> **STATED GOAL**: Provide the records once more, identical to the original.

> **MATERIAL**:
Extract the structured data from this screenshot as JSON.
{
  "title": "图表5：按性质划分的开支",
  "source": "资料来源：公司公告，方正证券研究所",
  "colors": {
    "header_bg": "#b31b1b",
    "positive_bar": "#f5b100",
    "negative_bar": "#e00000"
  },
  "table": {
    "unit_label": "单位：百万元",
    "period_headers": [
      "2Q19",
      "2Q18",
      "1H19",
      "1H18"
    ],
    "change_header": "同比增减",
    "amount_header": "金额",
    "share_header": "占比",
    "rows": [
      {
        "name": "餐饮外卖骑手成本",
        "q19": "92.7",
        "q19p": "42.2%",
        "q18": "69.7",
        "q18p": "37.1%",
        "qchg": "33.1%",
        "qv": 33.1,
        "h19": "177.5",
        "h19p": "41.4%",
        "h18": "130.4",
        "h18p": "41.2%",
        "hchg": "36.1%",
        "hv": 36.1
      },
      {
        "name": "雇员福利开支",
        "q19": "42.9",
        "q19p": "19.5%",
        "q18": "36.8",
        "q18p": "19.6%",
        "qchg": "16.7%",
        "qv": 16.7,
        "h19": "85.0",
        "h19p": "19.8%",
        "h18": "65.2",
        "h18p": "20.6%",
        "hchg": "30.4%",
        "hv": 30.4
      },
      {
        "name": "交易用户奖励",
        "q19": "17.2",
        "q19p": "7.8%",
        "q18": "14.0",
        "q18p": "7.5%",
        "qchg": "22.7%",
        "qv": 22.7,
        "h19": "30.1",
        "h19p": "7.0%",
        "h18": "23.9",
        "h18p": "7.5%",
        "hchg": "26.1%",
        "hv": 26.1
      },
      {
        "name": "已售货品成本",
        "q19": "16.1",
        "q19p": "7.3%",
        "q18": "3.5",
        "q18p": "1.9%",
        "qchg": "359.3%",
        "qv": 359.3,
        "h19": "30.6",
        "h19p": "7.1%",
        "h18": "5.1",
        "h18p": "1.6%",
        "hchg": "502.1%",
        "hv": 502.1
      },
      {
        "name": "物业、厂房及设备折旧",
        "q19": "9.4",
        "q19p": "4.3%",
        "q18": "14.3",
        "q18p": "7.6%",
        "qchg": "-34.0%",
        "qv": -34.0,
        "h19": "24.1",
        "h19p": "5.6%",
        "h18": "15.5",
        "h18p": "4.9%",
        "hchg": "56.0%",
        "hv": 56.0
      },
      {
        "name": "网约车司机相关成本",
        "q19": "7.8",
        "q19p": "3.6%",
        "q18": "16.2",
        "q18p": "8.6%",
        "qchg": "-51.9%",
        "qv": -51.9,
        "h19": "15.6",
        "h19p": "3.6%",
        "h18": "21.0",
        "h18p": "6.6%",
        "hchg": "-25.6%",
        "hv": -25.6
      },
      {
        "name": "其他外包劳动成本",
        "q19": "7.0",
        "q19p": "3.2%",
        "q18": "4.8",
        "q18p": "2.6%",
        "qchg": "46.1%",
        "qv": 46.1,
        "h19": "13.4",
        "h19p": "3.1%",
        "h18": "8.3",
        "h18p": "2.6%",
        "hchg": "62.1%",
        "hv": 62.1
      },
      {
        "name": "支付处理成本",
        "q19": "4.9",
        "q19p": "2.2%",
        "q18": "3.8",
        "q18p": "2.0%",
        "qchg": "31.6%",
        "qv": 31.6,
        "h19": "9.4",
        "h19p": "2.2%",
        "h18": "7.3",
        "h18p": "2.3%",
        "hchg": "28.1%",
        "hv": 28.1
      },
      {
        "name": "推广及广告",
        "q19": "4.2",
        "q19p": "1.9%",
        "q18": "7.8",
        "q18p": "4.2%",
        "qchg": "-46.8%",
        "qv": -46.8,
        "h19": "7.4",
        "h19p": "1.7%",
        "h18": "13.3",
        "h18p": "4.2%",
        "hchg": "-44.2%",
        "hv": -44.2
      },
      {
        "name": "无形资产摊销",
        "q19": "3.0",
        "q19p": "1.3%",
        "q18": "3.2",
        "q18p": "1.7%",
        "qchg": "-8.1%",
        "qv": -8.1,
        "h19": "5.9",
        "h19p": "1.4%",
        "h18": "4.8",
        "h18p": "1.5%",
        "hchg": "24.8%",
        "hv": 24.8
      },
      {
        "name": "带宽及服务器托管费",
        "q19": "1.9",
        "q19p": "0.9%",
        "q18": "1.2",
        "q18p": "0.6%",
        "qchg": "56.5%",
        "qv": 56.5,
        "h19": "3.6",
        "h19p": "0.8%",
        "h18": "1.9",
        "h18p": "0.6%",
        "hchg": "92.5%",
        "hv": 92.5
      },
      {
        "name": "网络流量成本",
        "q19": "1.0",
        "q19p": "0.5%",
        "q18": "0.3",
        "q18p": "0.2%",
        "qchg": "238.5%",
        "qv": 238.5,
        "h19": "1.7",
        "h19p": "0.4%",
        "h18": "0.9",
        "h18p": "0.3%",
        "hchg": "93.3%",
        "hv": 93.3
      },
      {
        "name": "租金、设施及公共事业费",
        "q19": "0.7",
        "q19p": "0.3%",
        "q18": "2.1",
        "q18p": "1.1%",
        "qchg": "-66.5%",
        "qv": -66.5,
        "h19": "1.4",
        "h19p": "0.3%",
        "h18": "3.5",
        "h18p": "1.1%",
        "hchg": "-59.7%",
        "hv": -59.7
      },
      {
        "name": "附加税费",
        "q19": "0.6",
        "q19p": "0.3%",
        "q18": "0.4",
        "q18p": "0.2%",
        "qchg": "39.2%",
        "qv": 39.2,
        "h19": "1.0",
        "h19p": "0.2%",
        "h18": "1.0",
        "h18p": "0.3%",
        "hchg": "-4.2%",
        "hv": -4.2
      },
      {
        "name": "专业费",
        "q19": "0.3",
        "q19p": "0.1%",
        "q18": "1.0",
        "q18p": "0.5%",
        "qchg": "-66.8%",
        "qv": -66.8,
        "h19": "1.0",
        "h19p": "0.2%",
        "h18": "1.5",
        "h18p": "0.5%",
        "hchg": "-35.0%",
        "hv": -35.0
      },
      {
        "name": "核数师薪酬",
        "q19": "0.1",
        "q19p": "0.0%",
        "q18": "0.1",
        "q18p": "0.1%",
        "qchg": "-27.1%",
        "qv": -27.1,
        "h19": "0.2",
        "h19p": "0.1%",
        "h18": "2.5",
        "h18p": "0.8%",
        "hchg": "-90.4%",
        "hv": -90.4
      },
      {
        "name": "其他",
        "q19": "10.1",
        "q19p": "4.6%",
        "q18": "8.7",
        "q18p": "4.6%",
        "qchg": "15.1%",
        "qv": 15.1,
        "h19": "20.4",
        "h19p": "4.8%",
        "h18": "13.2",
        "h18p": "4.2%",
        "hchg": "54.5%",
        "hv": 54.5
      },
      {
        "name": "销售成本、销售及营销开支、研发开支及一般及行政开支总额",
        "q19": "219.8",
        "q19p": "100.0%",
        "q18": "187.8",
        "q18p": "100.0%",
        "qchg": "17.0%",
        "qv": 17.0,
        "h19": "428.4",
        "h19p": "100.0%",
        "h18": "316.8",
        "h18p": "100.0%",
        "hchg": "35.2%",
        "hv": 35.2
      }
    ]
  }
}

> **RESULT BELOW**:
Extract the structured data from this screenshot as JSON.
{
  "title": "图表5：按性质划分的开支",
  "source": "资料来源：公司公告，方正证券研究所",
  "colors": {
    "header_bg": "#b31b1b",
    "positive_bar": "#f5b100",
    "negative_bar": "#e00000"
  },
  "table": {
    "unit_label": "单位：百万元",
    "period_headers": [
      "2Q19",
      "2Q18",
      "1H19",
      "1H18"
    ],
    "change_header": "同比增减",
    "amount_header": "金额",
    "share_header": "占比",
    "rows": [
      {
        "name": "餐饮外卖骑手成本",
        "q19": "92.7",
        "q19p": "42.2%",
        "q18": "69.7",
        "q18p": "37.1%",
        "qchg": "33.1%",
        "qv": 33.1,
        "h19": "177.5",
        "h19p": "41.4%",
        "h18": "130.4",
        "h18p": "41.2%",
        "hchg": "36.1%",
        "hv": 36.1
      },
      {
        "name": "雇员福利开支",
        "q19": "42.9",
        "q19p": "19.5%",
        "q18": "36.8",
        "q18p": "19.6%",
        "qchg": "16.7%",
        "qv": 16.7,
        "h19": "85.0",
        "h19p": "19.8%",
        "h18": "65.2",
        "h18p": "20.6%",
        "hchg": "30.4%",
        "hv": 30.4
      },
      {
        "name": "交易用户奖励",
        "q19": "17.2",
        "q19p": "7.8%",
        "q18": "14.0",
        "q18p": "7.5%",
        "qchg": "22.7%",
        "qv": 22.7,
        "h19": "30.1",
        "h19p": "7.0%",
        "h18": "23.9",
        "h18p": "7.5%",
        "hchg": "26.1%",
        "hv": 26.1
      },
      {
        "name": "已售货品成本",
        "q19": "16.1",
        "q19p": "7.3%",
        "q18": "3.5",
        "q18p": "1.9%",
        "qchg": "359.3%",
        "qv": 359.3,
        "h19": "30.6",
        "h19p": "7.1%",
        "h18": "5.1",
        "h18p": "1.6%",
        "hchg": "502.1%",
        "hv": 502.1
      },
      {
        "name": "物业、厂房及设备折旧",
        "q19": "9.4",
        "q19p": "4.3%",
        "q18": "14.3",
        "q18p": "7.6%",
        "qchg": "-34.0%",
        "qv": -34.0,
        "h19": "24.1",
        "h19p": "5.6%",
        "h18": "15.5",
        "h18p": "4.9%",
        "hchg": "56.0%",
        "hv": 56.0
      },
      {
        "name": "网约车司机相关成本",
        "q19": "7.8",
        "q19p": "3.6%",
        "q18": "16.2",
        "q18p": "8.6%",
        "qchg": "-51.9%",
        "qv": -51.9,
        "h19": "15.6",
        "h19p": "3.6%",
        "h18": "21.0",
        "h18p": "6.6%",
        "hchg": "-25.6%",
        "hv": -25.6
      },
      {
        "name": "其他外包劳动成本",
        "q19": "7.0",
        "q19p": "3.2%",
        "q18": "4.8",
        "q18p": "2.6%",
        "qchg": "46.1%",
        "qv": 46.1,
        "h19": "13.4",
        "h19p": "3.1%",
        "h18": "8.3",
        "h18p": "2.6%",
        "hchg": "62.1%",
        "hv": 62.1
      },
      {
        "name": "支付处理成本",
        "q19": "4.9",
        "q19p": "2.2%",
        "q18": "3.8",
        "q18p": "2.0%",
        "qchg": "31.6%",
        "qv": 31.6,
        "h19": "9.4",
        "h19p": "2.2%",
        "h18": "7.3",
        "h18p": "2.3%",
        "hchg": "28.1%",
        "hv": 28.1
      },
      {
        "name": "推广及广告",
        "q19": "4.2",
        "q19p": "1.9%",
        "q18": "7.8",
        "q18p": "4.2%",
        "qchg": "-46.8%",
        "qv": -46.8,
        "h19": "7.4",
        "h19p": "1.7%",
        "h18": "13.3",
        "h18p": "4.2%",
        "hchg": "-44.2%",
        "hv": -44.2
      },
      {
        "name": "无形资产摊销",
        "q19": "3.0",
        "q19p": "1.3%",
        "q18": "3.2",
        "q18p": "1.7%",
        "qchg": "-8.1%",
        "qv": -8.1,
        "h19": "5.9",
        "h19p": "1.4%",
        "h18": "4.8",
        "h18p": "1.5%",
        "hchg": "24.8%",
        "hv": 24.8
      },
      {
        "name": "带宽及服务器托管费",
        "q19": "1.9",
        "q19p": "0.9%",
        "q18": "1.2",
        "q18p": "0.6%",
        "qchg": "56.5%",
        "qv": 56.5,
        "h19": "3.6",
        "h19p": "0.8%",
        "h18": "1.9",
        "h18p": "0.6%",
        "hchg": "92.5%",
        "hv": 92.5
      },
      {
        "name": "网络流量成本",
        "q19": "1.0",
        "q19p": "0.5%",
        "q18": "0.3",
        "q18p": "0.2%",
        "qchg": "238.5%",
        "qv": 238.5,
        "h19": "1.7",
        "h19p": "0.4%",
        "h18": "0.9",
        "h18p": "0.3%",
        "hchg": "93.3%",
        "hv": 93.3
      },
      {
        "name": "租金、设施及公共事业费",
        "q19": "0.7",
        "q19p": "0.3%",
        "q18": "2.1",
        "q18p": "1.1%",
        "qchg": "-66.5%",
        "qv": -66.5,
        "h19": "1.4",
        "h19p": "0.3%",
        "h18": "3.5",
        "h18p": "1.1%",
        "hchg": "-59.7%",
        "hv": -59.7
      },
      {
        "name": "附加税费",
        "q19": "0.6",
        "q19p": "0.3%",
        "q18": "0.4",
        "q18p": "0.2%",
        "qchg": "39.2%",
        "qv": 39.2,
        "h19": "1.0",
        "h19p": "0.2%",
        "h18": "1.0",
        "h18p": "0.3%",
        "hchg": "-4.2%",
        "hv": -4.2
      },
      {
        "name": "专业费",
        "q19": "0.3",
        "q19p": "0.1%",
        "q18": "1.0",
        "q18p": "0.5%",
        "qchg": "-66.8%",
        "qv": -66.8,
        "h19": "1.0",
        "h19p": "0.2%",
        "h18": "1.5",
        "h18p": "0.5%",
        "hchg": "-35.0%",
        "hv": -35.0
      },
      {
        "name": "核数师薪酬",
        "q19": "0.1",
        "q19p": "0.0%",
        "q18": "0.1",
        "q18p": "0.1%",
        "qchg": "-27.1%",
        "qv": -27.1,
        "h19": "0.2",
        "h19p": "0.1%",
        "h18": "2.5",
        "h18p": "0.8%",
        "hchg": "-90.4%",
        "hv": -90.4
      },
      {
        "name": "其他",
        "q19": "10.1",
        "q19p": "4.6%",
        "q18": "8.7",
        "q18p": "4.6%",
        "qchg": "15.1%",
        "qv": 15.1,
        "h19": "20.4",
        "h19p": "4.8%",
        "h18": "13.2",
        "h18p": "4.2%",
        "hchg": "54.5%",
        "hv": 54.5
      },
      {
        "name": "销售成本、销售及营销开支、研发开支及一般及行政开支总额",
        "q19": "219.8",
        "q19p": "100.0%",
        "q18": "187.8",
        "q18p": "100.0%",
        "qchg": "17.0%",
        "qv": 17.0,
        "h19": "428.4",
        "h19p": "100.0%",
        "h18": "316.8",
        "h18p": "100.0%",
        "hchg": "35.2%",
        "hv": 35.2
      }
    ]
  }
}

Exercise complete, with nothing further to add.